**Work required**
Transcribe each of the records below exactly, excluding all pictures.

----

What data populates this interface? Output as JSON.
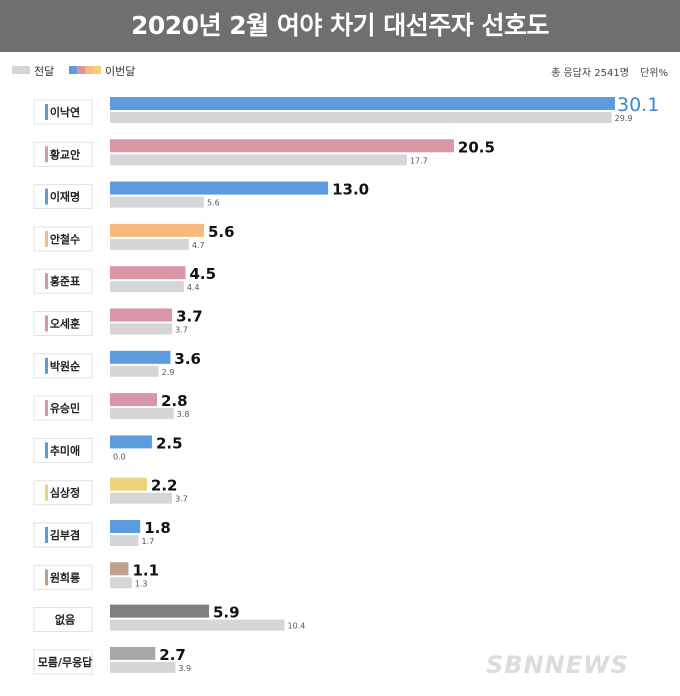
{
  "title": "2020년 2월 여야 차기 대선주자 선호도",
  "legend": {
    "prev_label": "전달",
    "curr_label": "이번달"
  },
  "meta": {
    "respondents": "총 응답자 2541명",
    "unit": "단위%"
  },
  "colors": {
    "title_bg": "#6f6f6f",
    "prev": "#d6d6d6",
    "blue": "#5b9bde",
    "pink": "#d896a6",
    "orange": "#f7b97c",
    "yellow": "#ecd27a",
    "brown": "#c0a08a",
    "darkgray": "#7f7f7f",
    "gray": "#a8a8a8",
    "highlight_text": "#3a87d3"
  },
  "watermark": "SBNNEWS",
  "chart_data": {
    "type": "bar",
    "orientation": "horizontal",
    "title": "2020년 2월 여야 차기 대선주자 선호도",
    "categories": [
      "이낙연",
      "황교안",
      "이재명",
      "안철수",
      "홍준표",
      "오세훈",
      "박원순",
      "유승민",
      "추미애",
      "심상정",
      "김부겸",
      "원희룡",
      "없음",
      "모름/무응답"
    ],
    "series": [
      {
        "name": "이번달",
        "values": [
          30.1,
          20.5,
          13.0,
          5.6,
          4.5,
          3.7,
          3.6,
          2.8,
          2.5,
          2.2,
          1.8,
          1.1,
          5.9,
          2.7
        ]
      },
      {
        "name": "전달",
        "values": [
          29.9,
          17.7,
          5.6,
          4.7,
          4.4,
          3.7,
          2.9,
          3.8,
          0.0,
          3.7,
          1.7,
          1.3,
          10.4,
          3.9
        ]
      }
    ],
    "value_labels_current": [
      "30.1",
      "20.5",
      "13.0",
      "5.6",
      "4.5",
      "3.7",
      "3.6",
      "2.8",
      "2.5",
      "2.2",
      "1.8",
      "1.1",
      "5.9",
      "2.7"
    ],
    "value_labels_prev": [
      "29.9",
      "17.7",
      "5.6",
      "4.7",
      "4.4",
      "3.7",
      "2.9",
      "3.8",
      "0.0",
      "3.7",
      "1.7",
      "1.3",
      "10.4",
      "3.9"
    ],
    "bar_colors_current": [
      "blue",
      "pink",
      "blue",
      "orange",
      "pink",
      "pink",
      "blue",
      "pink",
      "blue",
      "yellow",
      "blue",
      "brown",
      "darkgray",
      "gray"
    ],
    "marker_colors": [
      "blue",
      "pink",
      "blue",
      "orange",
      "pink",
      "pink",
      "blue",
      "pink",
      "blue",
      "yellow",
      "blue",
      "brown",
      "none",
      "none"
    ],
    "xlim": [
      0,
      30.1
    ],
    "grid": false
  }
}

----

**Answer to this task**
What data populates this interface? Output as JSON.
{
  "title": "2020년 2월 여야 차기 대선주자 선호도",
  "legend": {
    "prev_label": "전달",
    "curr_label": "이번달"
  },
  "meta": {
    "respondents": "총 응답자 2541명",
    "unit": "단위%"
  },
  "colors": {
    "title_bg": "#6f6f6f",
    "prev": "#d6d6d6",
    "blue": "#5b9bde",
    "pink": "#d896a6",
    "orange": "#f7b97c",
    "yellow": "#ecd27a",
    "brown": "#c0a08a",
    "darkgray": "#7f7f7f",
    "gray": "#a8a8a8",
    "highlight_text": "#3a87d3"
  },
  "watermark": "SBNNEWS",
  "chart_data": {
    "type": "bar",
    "orientation": "horizontal",
    "title": "2020년 2월 여야 차기 대선주자 선호도",
    "categories": [
      "이낙연",
      "황교안",
      "이재명",
      "안철수",
      "홍준표",
      "오세훈",
      "박원순",
      "유승민",
      "추미애",
      "심상정",
      "김부겸",
      "원희룡",
      "없음",
      "모름/무응답"
    ],
    "series": [
      {
        "name": "이번달",
        "values": [
          30.1,
          20.5,
          13.0,
          5.6,
          4.5,
          3.7,
          3.6,
          2.8,
          2.5,
          2.2,
          1.8,
          1.1,
          5.9,
          2.7
        ]
      },
      {
        "name": "전달",
        "values": [
          29.9,
          17.7,
          5.6,
          4.7,
          4.4,
          3.7,
          2.9,
          3.8,
          0.0,
          3.7,
          1.7,
          1.3,
          10.4,
          3.9
        ]
      }
    ],
    "value_labels_current": [
      "30.1",
      "20.5",
      "13.0",
      "5.6",
      "4.5",
      "3.7",
      "3.6",
      "2.8",
      "2.5",
      "2.2",
      "1.8",
      "1.1",
      "5.9",
      "2.7"
    ],
    "value_labels_prev": [
      "29.9",
      "17.7",
      "5.6",
      "4.7",
      "4.4",
      "3.7",
      "2.9",
      "3.8",
      "0.0",
      "3.7",
      "1.7",
      "1.3",
      "10.4",
      "3.9"
    ],
    "bar_colors_current": [
      "blue",
      "pink",
      "blue",
      "orange",
      "pink",
      "pink",
      "blue",
      "pink",
      "blue",
      "yellow",
      "blue",
      "brown",
      "darkgray",
      "gray"
    ],
    "marker_colors": [
      "blue",
      "pink",
      "blue",
      "orange",
      "pink",
      "pink",
      "blue",
      "pink",
      "blue",
      "yellow",
      "blue",
      "brown",
      "none",
      "none"
    ],
    "xlim": [
      0,
      30.1
    ],
    "grid": false
  }
}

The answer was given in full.